# Exercise aim:
Quote the records beneath, complete and exact. Leave out images.

* BEGIN Data for the task *

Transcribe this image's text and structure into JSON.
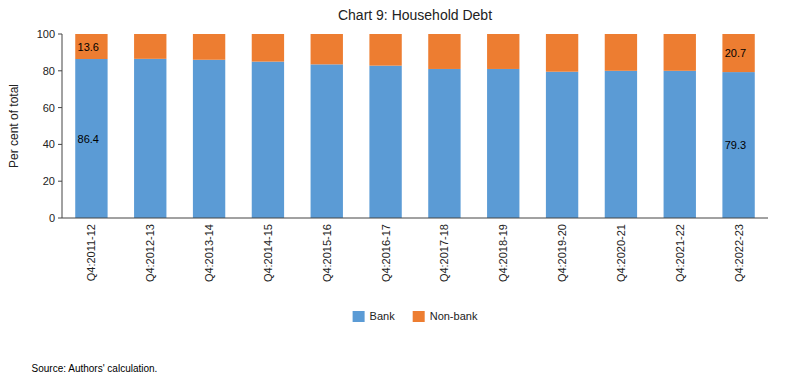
{
  "chart_data": {
    "type": "bar",
    "stacked": true,
    "title": "Chart 9: Household Debt",
    "y_label": "Per cent of total",
    "categories": [
      "Q4:2011-12",
      "Q4:2012-13",
      "Q4:2013-14",
      "Q4:2014-15",
      "Q4:2015-16",
      "Q4:2016-17",
      "Q4:2017-18",
      "Q4:2018-19",
      "Q4:2019-20",
      "Q4:2020-21",
      "Q4:2021-22",
      "Q4:2022-23"
    ],
    "series": [
      {
        "name": "Bank",
        "color": "#5B9BD5",
        "values": [
          86.4,
          86.5,
          86.0,
          85.0,
          83.5,
          82.8,
          81.0,
          81.0,
          79.5,
          80.0,
          80.0,
          79.3
        ]
      },
      {
        "name": "Non-bank",
        "color": "#ED7D31",
        "values": [
          13.6,
          13.5,
          14.0,
          15.0,
          16.5,
          17.2,
          19.0,
          19.0,
          20.5,
          20.0,
          20.0,
          20.7
        ]
      }
    ],
    "ylim": [
      0,
      100
    ],
    "yticks": [
      0,
      20,
      40,
      60,
      80,
      100
    ],
    "grid": false,
    "legend": "bottom",
    "annotations": [
      {
        "text": "86.4",
        "category": "Q4:2011-12",
        "series": "Bank"
      },
      {
        "text": "13.6",
        "category": "Q4:2011-12",
        "series": "Non-bank"
      },
      {
        "text": "79.3",
        "category": "Q4:2022-23",
        "series": "Bank"
      },
      {
        "text": "20.7",
        "category": "Q4:2022-23",
        "series": "Non-bank"
      }
    ],
    "source": "Source: Authors' calculation."
  }
}
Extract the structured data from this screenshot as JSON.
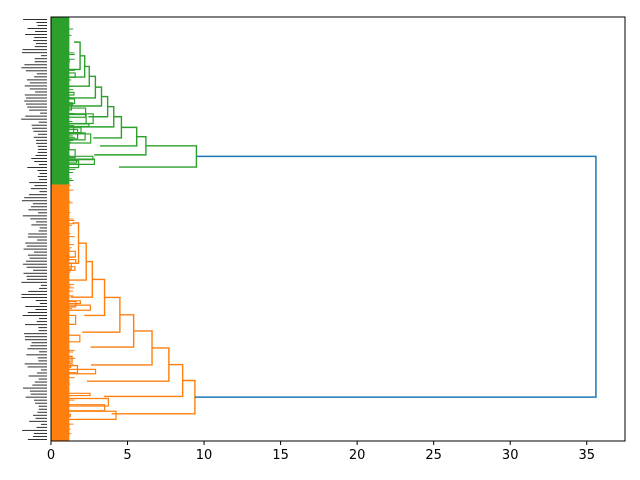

* END Data for the task *

# Response to this exercise:
Transcribe this image's text and structure into JSON.
{
  "chart_data": {
    "type": "bar",
    "stacked": true,
    "title": "Chart 9: Household Debt",
    "y_label": "Per cent of total",
    "categories": [
      "Q4:2011-12",
      "Q4:2012-13",
      "Q4:2013-14",
      "Q4:2014-15",
      "Q4:2015-16",
      "Q4:2016-17",
      "Q4:2017-18",
      "Q4:2018-19",
      "Q4:2019-20",
      "Q4:2020-21",
      "Q4:2021-22",
      "Q4:2022-23"
    ],
    "series": [
      {
        "name": "Bank",
        "color": "#5B9BD5",
        "values": [
          86.4,
          86.5,
          86.0,
          85.0,
          83.5,
          82.8,
          81.0,
          81.0,
          79.5,
          80.0,
          80.0,
          79.3
        ]
      },
      {
        "name": "Non-bank",
        "color": "#ED7D31",
        "values": [
          13.6,
          13.5,
          14.0,
          15.0,
          16.5,
          17.2,
          19.0,
          19.0,
          20.5,
          20.0,
          20.0,
          20.7
        ]
      }
    ],
    "ylim": [
      0,
      100
    ],
    "yticks": [
      0,
      20,
      40,
      60,
      80,
      100
    ],
    "grid": false,
    "legend": "bottom",
    "annotations": [
      {
        "text": "86.4",
        "category": "Q4:2011-12",
        "series": "Bank"
      },
      {
        "text": "13.6",
        "category": "Q4:2011-12",
        "series": "Non-bank"
      },
      {
        "text": "79.3",
        "category": "Q4:2022-23",
        "series": "Bank"
      },
      {
        "text": "20.7",
        "category": "Q4:2022-23",
        "series": "Non-bank"
      }
    ],
    "source": "Source: Authors' calculation."
  }
}
Extract the structured data from this screenshot as JSON.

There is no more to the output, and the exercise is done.